§ Your task
Retype the entries word for word, starting with the first line and stopping after the line that contains "footer-source: Source: Bureau".

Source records
━━━━

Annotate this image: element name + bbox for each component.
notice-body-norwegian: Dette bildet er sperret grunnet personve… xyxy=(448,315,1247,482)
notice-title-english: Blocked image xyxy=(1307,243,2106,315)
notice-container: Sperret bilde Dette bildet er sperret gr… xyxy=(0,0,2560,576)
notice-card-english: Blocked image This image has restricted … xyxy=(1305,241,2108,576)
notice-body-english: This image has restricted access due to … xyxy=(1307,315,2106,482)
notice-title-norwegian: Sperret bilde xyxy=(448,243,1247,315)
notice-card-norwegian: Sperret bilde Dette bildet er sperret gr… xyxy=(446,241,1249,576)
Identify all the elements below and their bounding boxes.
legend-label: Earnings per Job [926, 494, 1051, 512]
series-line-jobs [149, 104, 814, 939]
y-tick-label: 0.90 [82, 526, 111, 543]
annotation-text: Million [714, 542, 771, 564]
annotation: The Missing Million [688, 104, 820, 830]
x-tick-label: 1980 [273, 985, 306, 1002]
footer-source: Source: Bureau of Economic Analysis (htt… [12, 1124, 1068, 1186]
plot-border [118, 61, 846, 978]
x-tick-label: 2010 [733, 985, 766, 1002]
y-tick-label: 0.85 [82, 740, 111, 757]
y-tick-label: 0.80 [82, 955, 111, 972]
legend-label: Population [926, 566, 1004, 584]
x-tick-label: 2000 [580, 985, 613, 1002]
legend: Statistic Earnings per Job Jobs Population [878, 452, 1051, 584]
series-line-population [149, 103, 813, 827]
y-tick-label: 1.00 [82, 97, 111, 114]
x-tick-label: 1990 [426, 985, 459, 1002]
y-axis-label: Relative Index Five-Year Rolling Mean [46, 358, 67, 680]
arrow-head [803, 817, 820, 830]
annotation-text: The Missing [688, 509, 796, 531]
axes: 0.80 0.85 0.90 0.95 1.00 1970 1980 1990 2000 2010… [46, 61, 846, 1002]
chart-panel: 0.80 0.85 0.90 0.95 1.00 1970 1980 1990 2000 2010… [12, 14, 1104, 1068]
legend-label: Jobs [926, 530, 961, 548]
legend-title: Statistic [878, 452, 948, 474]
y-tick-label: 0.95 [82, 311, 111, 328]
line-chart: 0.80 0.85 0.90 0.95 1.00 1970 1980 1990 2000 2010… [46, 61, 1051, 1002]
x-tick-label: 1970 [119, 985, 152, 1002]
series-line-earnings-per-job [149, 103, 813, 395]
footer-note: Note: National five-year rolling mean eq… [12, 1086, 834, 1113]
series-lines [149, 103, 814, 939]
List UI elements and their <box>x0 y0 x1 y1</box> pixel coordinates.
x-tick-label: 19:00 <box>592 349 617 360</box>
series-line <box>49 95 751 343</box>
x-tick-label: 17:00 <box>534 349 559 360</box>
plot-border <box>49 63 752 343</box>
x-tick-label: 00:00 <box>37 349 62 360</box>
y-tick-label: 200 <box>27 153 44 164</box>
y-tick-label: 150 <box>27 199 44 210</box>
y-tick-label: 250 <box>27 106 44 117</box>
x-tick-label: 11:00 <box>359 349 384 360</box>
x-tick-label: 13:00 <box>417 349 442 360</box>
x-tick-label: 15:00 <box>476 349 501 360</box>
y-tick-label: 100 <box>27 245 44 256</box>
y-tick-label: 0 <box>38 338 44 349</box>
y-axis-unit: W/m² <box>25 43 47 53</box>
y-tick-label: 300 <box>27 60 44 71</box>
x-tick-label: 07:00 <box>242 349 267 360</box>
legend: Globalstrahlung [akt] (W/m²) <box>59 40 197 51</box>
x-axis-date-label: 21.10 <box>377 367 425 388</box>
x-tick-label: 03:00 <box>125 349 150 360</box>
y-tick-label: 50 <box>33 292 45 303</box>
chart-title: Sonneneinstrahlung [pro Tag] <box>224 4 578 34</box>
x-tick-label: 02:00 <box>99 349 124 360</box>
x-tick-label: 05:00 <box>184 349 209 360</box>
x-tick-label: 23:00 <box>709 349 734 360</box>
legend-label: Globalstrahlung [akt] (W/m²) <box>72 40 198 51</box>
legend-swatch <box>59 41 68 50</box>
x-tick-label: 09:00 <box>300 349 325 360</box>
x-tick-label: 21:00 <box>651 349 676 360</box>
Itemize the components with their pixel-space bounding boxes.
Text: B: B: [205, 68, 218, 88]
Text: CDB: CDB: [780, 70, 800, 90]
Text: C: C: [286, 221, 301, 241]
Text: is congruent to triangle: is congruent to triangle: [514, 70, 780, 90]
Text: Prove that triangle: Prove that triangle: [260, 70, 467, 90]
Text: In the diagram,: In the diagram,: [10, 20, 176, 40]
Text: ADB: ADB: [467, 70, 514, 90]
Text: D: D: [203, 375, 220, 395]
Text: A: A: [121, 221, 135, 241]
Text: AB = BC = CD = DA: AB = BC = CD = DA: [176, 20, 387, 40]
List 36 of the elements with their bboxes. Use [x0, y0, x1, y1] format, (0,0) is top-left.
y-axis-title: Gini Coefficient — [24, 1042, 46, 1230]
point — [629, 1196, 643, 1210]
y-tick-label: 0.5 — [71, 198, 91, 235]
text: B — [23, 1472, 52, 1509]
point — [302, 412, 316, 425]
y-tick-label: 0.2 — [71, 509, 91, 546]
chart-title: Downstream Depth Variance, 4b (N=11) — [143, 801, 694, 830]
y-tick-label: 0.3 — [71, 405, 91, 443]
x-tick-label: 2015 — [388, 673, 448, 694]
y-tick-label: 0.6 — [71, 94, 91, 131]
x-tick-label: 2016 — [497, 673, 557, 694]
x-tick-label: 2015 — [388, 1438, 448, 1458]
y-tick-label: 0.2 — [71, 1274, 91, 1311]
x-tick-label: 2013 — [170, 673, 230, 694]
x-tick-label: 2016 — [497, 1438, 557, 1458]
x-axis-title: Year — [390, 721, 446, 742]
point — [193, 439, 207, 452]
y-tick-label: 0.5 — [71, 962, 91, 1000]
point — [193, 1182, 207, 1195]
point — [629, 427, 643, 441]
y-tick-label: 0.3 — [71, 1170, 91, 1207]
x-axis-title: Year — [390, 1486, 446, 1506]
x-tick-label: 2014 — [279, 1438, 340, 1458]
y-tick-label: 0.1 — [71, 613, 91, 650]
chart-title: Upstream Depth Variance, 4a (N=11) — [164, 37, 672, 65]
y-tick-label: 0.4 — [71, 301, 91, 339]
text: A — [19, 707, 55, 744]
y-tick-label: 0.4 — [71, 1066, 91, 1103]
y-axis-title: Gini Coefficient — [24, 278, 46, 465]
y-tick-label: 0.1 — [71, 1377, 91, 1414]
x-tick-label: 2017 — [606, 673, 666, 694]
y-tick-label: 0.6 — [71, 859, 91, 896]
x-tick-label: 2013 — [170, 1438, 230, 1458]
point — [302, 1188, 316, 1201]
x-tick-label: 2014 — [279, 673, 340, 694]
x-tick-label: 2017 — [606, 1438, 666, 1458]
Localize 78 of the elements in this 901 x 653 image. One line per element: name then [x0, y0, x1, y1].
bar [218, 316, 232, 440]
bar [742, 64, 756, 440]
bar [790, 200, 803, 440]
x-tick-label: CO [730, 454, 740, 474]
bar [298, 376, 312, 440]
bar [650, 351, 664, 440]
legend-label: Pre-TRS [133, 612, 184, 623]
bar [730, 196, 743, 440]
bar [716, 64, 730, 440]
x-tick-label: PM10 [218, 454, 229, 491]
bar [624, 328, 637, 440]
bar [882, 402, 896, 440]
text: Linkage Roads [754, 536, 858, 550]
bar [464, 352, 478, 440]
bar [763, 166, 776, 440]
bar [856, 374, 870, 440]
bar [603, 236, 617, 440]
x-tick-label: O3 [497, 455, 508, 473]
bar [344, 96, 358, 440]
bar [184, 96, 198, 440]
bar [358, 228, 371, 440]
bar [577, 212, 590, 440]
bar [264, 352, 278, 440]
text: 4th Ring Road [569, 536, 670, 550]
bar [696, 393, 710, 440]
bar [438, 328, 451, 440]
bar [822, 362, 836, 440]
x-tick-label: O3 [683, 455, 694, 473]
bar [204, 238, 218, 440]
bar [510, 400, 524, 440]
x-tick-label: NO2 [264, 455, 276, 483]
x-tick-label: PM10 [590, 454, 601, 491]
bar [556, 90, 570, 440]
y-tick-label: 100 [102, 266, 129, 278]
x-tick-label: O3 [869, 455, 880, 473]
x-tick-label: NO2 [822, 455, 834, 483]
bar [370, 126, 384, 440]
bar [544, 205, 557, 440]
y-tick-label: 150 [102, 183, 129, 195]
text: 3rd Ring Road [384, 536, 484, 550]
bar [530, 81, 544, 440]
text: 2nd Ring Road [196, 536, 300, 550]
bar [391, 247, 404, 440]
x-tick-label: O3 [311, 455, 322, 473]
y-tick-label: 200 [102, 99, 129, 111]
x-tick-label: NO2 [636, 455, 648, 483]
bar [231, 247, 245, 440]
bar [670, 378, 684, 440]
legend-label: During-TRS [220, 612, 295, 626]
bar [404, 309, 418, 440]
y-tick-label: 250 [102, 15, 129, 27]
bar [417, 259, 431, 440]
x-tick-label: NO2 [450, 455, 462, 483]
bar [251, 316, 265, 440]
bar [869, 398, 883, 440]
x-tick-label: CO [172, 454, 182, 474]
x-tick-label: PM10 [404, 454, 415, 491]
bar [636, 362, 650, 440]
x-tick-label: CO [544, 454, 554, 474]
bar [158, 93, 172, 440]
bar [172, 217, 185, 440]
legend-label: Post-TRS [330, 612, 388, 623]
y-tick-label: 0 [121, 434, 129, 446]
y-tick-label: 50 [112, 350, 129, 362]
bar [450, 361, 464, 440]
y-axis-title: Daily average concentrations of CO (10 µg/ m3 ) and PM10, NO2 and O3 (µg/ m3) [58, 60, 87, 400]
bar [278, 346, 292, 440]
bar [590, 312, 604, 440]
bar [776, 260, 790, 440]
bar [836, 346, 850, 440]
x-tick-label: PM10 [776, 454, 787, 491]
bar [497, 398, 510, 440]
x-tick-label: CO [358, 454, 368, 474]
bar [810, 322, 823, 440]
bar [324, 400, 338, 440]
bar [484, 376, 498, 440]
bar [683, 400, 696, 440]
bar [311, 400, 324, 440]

━━━━

§ Response for this exercise
Annotate this image: element name + bbox for each component.
notice-body-norwegian: Dette bildet er sperret grunnet personve… xyxy=(448,315,1247,482)
notice-title-english: Blocked image xyxy=(1307,243,2106,315)
notice-container: Sperret bilde Dette bildet er sperret gr… xyxy=(0,0,2560,576)
notice-card-english: Blocked image This image has restricted … xyxy=(1305,241,2108,576)
notice-body-english: This image has restricted access due to … xyxy=(1307,315,2106,482)
notice-title-norwegian: Sperret bilde xyxy=(448,243,1247,315)
notice-card-norwegian: Sperret bilde Dette bildet er sperret gr… xyxy=(446,241,1249,576)
Identify all the elements below and their bounding boxes.
legend-label: Earnings per Job [926, 494, 1051, 512]
series-line-jobs [149, 104, 814, 939]
y-tick-label: 0.90 [82, 526, 111, 543]
annotation-text: Million [714, 542, 771, 564]
annotation: The Missing Million [688, 104, 820, 830]
x-tick-label: 1980 [273, 985, 306, 1002]
footer-source: Source: Bureau of Economic Analysis (htt… [12, 1124, 1068, 1186]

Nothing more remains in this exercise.